#### SOURCE RECORDS:
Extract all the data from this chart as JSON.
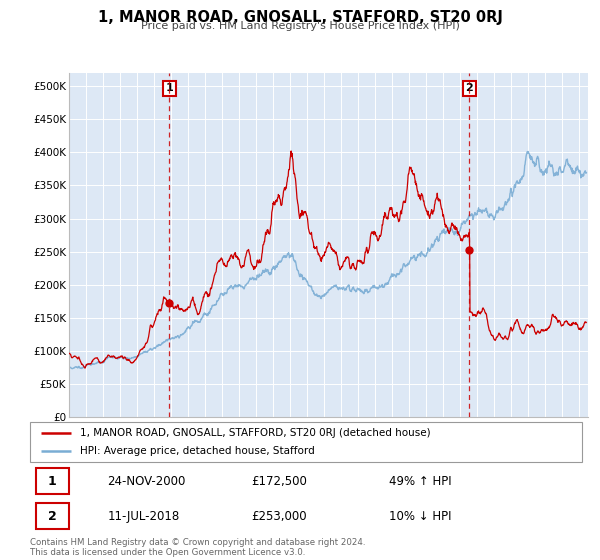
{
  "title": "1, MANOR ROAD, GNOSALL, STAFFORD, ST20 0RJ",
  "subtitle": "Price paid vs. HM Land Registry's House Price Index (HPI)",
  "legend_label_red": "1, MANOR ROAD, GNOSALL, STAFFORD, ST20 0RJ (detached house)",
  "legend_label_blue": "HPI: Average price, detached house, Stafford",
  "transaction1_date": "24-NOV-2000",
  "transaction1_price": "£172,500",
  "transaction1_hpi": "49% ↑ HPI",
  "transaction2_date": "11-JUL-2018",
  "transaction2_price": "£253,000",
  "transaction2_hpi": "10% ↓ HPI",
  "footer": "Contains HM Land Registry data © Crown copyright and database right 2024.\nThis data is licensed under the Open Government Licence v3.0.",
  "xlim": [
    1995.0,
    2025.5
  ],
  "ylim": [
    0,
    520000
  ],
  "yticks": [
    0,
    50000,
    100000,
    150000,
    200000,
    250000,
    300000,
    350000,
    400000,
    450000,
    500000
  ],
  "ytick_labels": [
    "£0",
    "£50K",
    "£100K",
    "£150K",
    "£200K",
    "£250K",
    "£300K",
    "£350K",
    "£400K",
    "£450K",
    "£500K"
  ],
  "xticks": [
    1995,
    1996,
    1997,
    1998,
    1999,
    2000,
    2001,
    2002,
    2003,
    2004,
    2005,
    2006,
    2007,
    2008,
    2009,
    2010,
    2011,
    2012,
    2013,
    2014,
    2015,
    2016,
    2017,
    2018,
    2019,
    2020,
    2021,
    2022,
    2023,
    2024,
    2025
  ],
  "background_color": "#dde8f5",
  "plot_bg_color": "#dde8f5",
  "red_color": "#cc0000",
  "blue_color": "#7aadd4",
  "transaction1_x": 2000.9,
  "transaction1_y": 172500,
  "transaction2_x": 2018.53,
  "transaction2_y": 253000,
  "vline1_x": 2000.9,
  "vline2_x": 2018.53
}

#### TASK TO CARRY OUT:
Copy all lines from the data that hold the word "MANOR".

#### EXERCISE OUTPUT:
  "title": "1, MANOR ROAD, GNOSALL, STAFFORD, ST20 0RJ",
  "legend_label_red": "1, MANOR ROAD, GNOSALL, STAFFORD, ST20 0RJ (detached house)",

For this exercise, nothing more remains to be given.